Turn every line below into a Markdown table with two columns, Row and Text, giving each line its own numbered row. Skip blank lines and leave the pictures out.

**Records supplied:**

>> Begin

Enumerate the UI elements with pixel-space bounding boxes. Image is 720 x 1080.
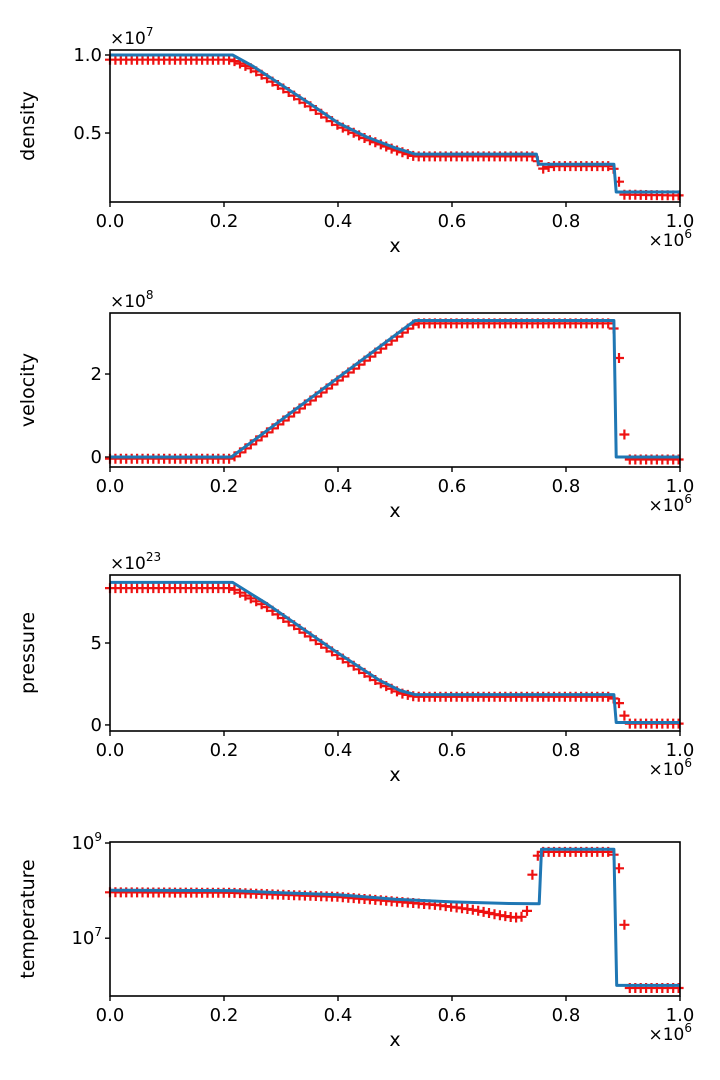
x-axis-label: x — [389, 500, 400, 522]
x-tick-label: 0.4 — [324, 740, 353, 761]
y-axis-label: velocity — [17, 353, 39, 427]
x-offset-label: ×106 — [648, 756, 692, 780]
x-tick-label: 0.2 — [210, 1005, 239, 1026]
axes-frame — [109, 312, 681, 468]
x-tick-label: 1.0 — [666, 740, 695, 761]
x-tick-label: 0.0 — [96, 740, 125, 761]
y-tick-label: 107 — [71, 925, 102, 949]
x-tick-label: 1.0 — [666, 211, 695, 232]
x-offset-label: ×106 — [648, 227, 692, 251]
axes-frame — [109, 574, 681, 732]
y-offset-label: ×108 — [110, 288, 154, 312]
density-solution-line — [110, 53, 680, 194]
x-tick-label: 0.0 — [96, 1005, 125, 1026]
temperature-subplot: 0.0 0.2 0.4 0.6 0.8 1.0 109 107 ×106 x temperature — [17, 830, 695, 1051]
x-axis-label: x — [389, 764, 400, 786]
x-tick-label: 0.8 — [552, 740, 581, 761]
x-axis-label: x — [389, 1029, 400, 1051]
y-tick-label: 0 — [91, 715, 102, 736]
x-offset-label: ×106 — [648, 1021, 692, 1045]
y-axis-label: density — [17, 91, 39, 161]
x-tick-label: 0.8 — [552, 1005, 581, 1026]
x-tick-label: 0.0 — [96, 476, 125, 497]
y-tick-label: 5 — [91, 633, 102, 654]
x-tick-label: 0.4 — [324, 1005, 353, 1026]
plot-area — [110, 50, 680, 202]
x-axis-label: x — [389, 235, 400, 257]
velocity-subplot: 0.0 0.2 0.4 0.6 0.8 1.0 2 0 ×108 ×106 x velocity — [17, 288, 695, 522]
plot-area — [110, 313, 680, 467]
axes-frame — [109, 49, 681, 203]
plot-area — [110, 575, 680, 731]
pressure-subplot: 0.0 0.2 0.4 0.6 0.8 1.0 5 0 ×1023 ×106 x pressure — [17, 550, 695, 786]
velocity-solution-line — [110, 319, 680, 459]
x-tick-label: 0.8 — [552, 211, 581, 232]
x-tick-label: 1.0 — [666, 476, 695, 497]
x-tick-label: 0.2 — [210, 476, 239, 497]
y-tick-label: 1.0 — [73, 45, 102, 66]
x-offset-label: ×106 — [648, 492, 692, 516]
x-tick-label: 1.0 — [666, 1005, 695, 1026]
y-offset-label: ×107 — [110, 25, 154, 49]
y-tick-label: 0.5 — [73, 123, 102, 144]
x-tick-label: 0.6 — [438, 211, 467, 232]
x-tick-label: 0.0 — [96, 211, 125, 232]
y-offset-label: ×1023 — [110, 550, 161, 574]
y-tick-label: 0 — [91, 447, 102, 468]
plot-area — [110, 842, 680, 996]
y-tick-label: 109 — [71, 830, 102, 854]
density-subplot: 0.0 0.2 0.4 0.6 0.8 1.0 1.0 0.5 ×107 ×106 x density — [17, 25, 695, 257]
y-axis-label: temperature — [17, 859, 39, 978]
axes-frame — [109, 841, 681, 997]
x-tick-label: 0.6 — [438, 1005, 467, 1026]
pressure-solution-line — [110, 580, 680, 724]
temperature-solution-line — [109, 847, 680, 987]
x-tick-label: 0.2 — [210, 740, 239, 761]
x-tick-label: 0.6 — [438, 740, 467, 761]
x-tick-label: 0.2 — [210, 211, 239, 232]
x-tick-label: 0.8 — [552, 476, 581, 497]
x-tick-label: 0.4 — [324, 476, 353, 497]
y-axis-label: pressure — [17, 612, 39, 694]
x-tick-label: 0.6 — [438, 476, 467, 497]
y-tick-label: 2 — [91, 364, 102, 385]
x-tick-label: 0.4 — [324, 211, 353, 232]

>> End

**Correct output:**
| Row | Text |
|---|---|
| 1 | Enumerate the UI elements with pixel-space bounding boxes. Image is 720 x 1080. |
| 2 | x-axis-label: x — [389, 500, 400, 522] |
| 3 | x-tick-label: 0.4 — [324, 740, 353, 761] |
| 4 | y-axis-label: velocity — [17, 353, 39, 427] |
| 5 | x-offset-label: ×106 — [648, 756, 692, 780] |
| 6 | x-tick-label: 0.2 — [210, 1005, 239, 1026] |
| 7 | axes-frame — [109, 312, 681, 468] |
| 8 | x-tick-label: 1.0 — [666, 740, 695, 761] |
| 9 | x-tick-label: 0.0 — [96, 740, 125, 761] |
| 10 | y-tick-label: 107 — [71, 925, 102, 949] |
| 11 | x-tick-label: 1.0 — [666, 211, 695, 232] |
| 12 | x-offset-label: ×106 — [648, 227, 692, 251] |
| 13 | axes-frame — [109, 574, 681, 732] |
| 14 | y-offset-label: ×108 — [110, 288, 154, 312] |
| 15 | density-solution-line — [110, 53, 680, 194] |
| 16 | x-tick-label: 0.0 — [96, 1005, 125, 1026] |
| 17 | temperature-subplot: 0.0 0.2 0.4 0.6 0.8 1.0 109 107 ×106 x temperature — [17, 830, 695, 1051] |
| 18 | x-axis-label: x — [389, 764, 400, 786] |
| 19 | x-tick-label: 0.8 — [552, 740, 581, 761] |
| 20 | x-axis-label: x — [389, 1029, 400, 1051] |
| 21 | y-tick-label: 0 — [91, 715, 102, 736] |
| 22 | x-offset-label: ×106 — [648, 1021, 692, 1045] |
| 23 | y-axis-label: density — [17, 91, 39, 161] |
| 24 | x-tick-label: 0.8 — [552, 1005, 581, 1026] |
| 25 | x-tick-label: 0.0 — [96, 476, 125, 497] |
| 26 | y-tick-label: 5 — [91, 633, 102, 654] |
| 27 | x-tick-label: 0.4 — [324, 1005, 353, 1026] |
| 28 | plot-area — [110, 50, 680, 202] |
| 29 | x-axis-label: x — [389, 235, 400, 257] |
| 30 | velocity-subplot: 0.0 0.2 0.4 0.6 0.8 1.0 2 0 ×108 ×106 x velocity — [17, 288, 695, 522] |
| 31 | plot-area — [110, 313, 680, 467] |
| 32 | axes-frame — [109, 49, 681, 203] |
| 33 | plot-area — [110, 575, 680, 731] |
| 34 | pressure-subplot: 0.0 0.2 0.4 0.6 0.8 1.0 5 0 ×1023 ×106 x pressure — [17, 550, 695, 786] |
| 35 | velocity-solution-line — [110, 319, 680, 459] |
| 36 | x-tick-label: 0.8 — [552, 211, 581, 232] |
| 37 | x-tick-label: 1.0 — [666, 476, 695, 497] |
| 38 | x-tick-label: 0.2 — [210, 476, 239, 497] |
| 39 | y-tick-label: 1.0 — [73, 45, 102, 66] |
| 40 | x-offset-label: ×106 — [648, 492, 692, 516] |
| 41 | x-tick-label: 1.0 — [666, 1005, 695, 1026] |
| 42 | y-offset-label: ×107 — [110, 25, 154, 49] |
| 43 | y-tick-label: 0.5 — [73, 123, 102, 144] |
| 44 | x-tick-label: 0.6 — [438, 211, 467, 232] |
| 45 | x-tick-label: 0.0 — [96, 211, 125, 232] |
| 46 | y-offset-label: ×1023 — [110, 550, 161, 574] |
| 47 | y-tick-label: 0 — [91, 447, 102, 468] |
| 48 | plot-area — [110, 842, 680, 996] |
| 49 | y-tick-label: 109 — [71, 830, 102, 854] |
| 50 | density-subplot: 0.0 0.2 0.4 0.6 0.8 1.0 1.0 0.5 ×107 ×106 x density — [17, 25, 695, 257] |
| 51 | y-axis-label: temperature — [17, 859, 39, 978] |
| 52 | axes-frame — [109, 841, 681, 997] |
| 53 | x-tick-label: 0.6 — [438, 1005, 467, 1026] |
| 54 | pressure-solution-line — [110, 580, 680, 724] |
| 55 | temperature-solution-line — [109, 847, 680, 987] |
| 56 | x-tick-label: 0.2 — [210, 740, 239, 761] |
| 57 | x-tick-label: 0.6 — [438, 740, 467, 761] |
| 58 | x-tick-label: 0.2 — [210, 211, 239, 232] |
| 59 | x-tick-label: 0.8 — [552, 476, 581, 497] |
| 60 | x-tick-label: 0.4 — [324, 476, 353, 497] |
| 61 | y-axis-label: pressure — [17, 612, 39, 694] |
| 62 | x-tick-label: 0.6 — [438, 476, 467, 497] |
| 63 | y-tick-label: 2 — [91, 364, 102, 385] |
| 64 | x-tick-label: 0.4 — [324, 211, 353, 232] |